* **Exercise objective**: Tally the lines containing "checkSuspendDataTimeout" and report the number alone.

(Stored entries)
┌──

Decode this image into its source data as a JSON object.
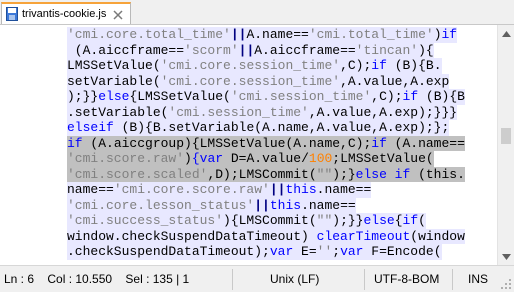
{
  "tab": {
    "label": "trivantis-cookie.js"
  },
  "editor": {
    "lines": [
      [
        [
          "str",
          "'cmi.core.total_time'"
        ],
        [
          "op",
          "||"
        ],
        [
          "id",
          "A.name=="
        ],
        [
          "str",
          "'cmi.total_time'"
        ],
        [
          "id",
          ")"
        ],
        [
          "kw",
          "if"
        ]
      ],
      [
        [
          "id",
          " (A.aiccframe=="
        ],
        [
          "str",
          "'scorm'"
        ],
        [
          "op",
          "||"
        ],
        [
          "id",
          "A.aiccframe=="
        ],
        [
          "str",
          "'tincan'"
        ],
        [
          "id",
          "){"
        ]
      ],
      [
        [
          "id",
          "LMSSetValue("
        ],
        [
          "str",
          "'cmi.core.session_time'"
        ],
        [
          "id",
          ",C);"
        ],
        [
          "kw",
          "if"
        ],
        [
          "id",
          " (B){B."
        ]
      ],
      [
        [
          "id",
          "setVariable("
        ],
        [
          "str",
          "'cmi.core.session_time'"
        ],
        [
          "id",
          ",A.value,A.exp"
        ]
      ],
      [
        [
          "id",
          ");}}"
        ],
        [
          "kw",
          "else"
        ],
        [
          "id",
          "{LMSSetValue("
        ],
        [
          "str",
          "'cmi.session_time'"
        ],
        [
          "id",
          ",C);"
        ],
        [
          "kw",
          "if"
        ],
        [
          "id",
          " (B){B"
        ]
      ],
      [
        [
          "id",
          ".setVariable("
        ],
        [
          "str",
          "'cmi.session_time'"
        ],
        [
          "id",
          ",A.value,A.exp);}}}"
        ]
      ],
      [
        [
          "kw",
          "else"
        ],
        [
          "kw",
          "if"
        ],
        [
          "id",
          " (B){B.setVariable(A.name,A.value,A.exp);};"
        ]
      ],
      [
        [
          "kw",
          "if"
        ],
        [
          "id",
          " (A.aiccgroup){LMSSetValue(A.name,C);"
        ],
        [
          "kw",
          "if"
        ],
        [
          "id",
          " (A.name=="
        ]
      ],
      [
        [
          "str",
          "'cmi.score.raw'"
        ],
        [
          "id",
          ")"
        ],
        [
          "kw",
          "{var"
        ],
        [
          "id",
          " D=A.value/"
        ],
        [
          "num",
          "100"
        ],
        [
          "id",
          ";LMSSetValue("
        ]
      ],
      [
        [
          "str",
          "'cmi.score.scaled'"
        ],
        [
          "id",
          ",D);LMSCommit("
        ],
        [
          "str",
          "\"\""
        ],
        [
          "id",
          ");}"
        ],
        [
          "kw",
          "else if"
        ],
        [
          "id",
          " (this."
        ]
      ],
      [
        [
          "id",
          "name=="
        ],
        [
          "str",
          "'cmi.core.score.raw'"
        ],
        [
          "op",
          "||"
        ],
        [
          "kw",
          "this"
        ],
        [
          "id",
          ".name=="
        ]
      ],
      [
        [
          "str",
          "'cmi.core.lesson_status'"
        ],
        [
          "op",
          "||"
        ],
        [
          "kw",
          "this"
        ],
        [
          "id",
          ".name=="
        ]
      ],
      [
        [
          "str",
          "'cmi.success_status'"
        ],
        [
          "id",
          "){LMSCommit("
        ],
        [
          "str",
          "\"\""
        ],
        [
          "id",
          ");}}"
        ],
        [
          "kw",
          "else"
        ],
        [
          "id",
          "{"
        ],
        [
          "kw",
          "if"
        ],
        [
          "id",
          "("
        ]
      ],
      [
        [
          "id",
          "window.checkSuspendDataTimeout) "
        ],
        [
          "kw",
          "clearTimeout"
        ],
        [
          "id",
          "(window"
        ]
      ],
      [
        [
          "id",
          ".checkSuspendDataTimeout);"
        ],
        [
          "kw",
          "var"
        ],
        [
          "id",
          " E="
        ],
        [
          "str",
          "''"
        ],
        [
          "id",
          ";"
        ],
        [
          "kw",
          "var"
        ],
        [
          "id",
          " F=Encode("
        ]
      ]
    ],
    "selected_lines": [
      7,
      8,
      9
    ],
    "highlight_color": "#e8e8ff",
    "selection_color": "#c0c0c0"
  },
  "status": {
    "position": "Ln : 6    Col : 10.550    Sel : 135 | 1",
    "eol": "Unix (LF)",
    "encoding": "UTF-8-BOM",
    "mode": "INS"
  },
  "colors": {
    "keyword": "#0000ff",
    "string": "#808080",
    "number": "#ff8000",
    "operator": "#000080",
    "tab_accent": "#f6a33a"
  }
}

└──

* **Output for this task**: 2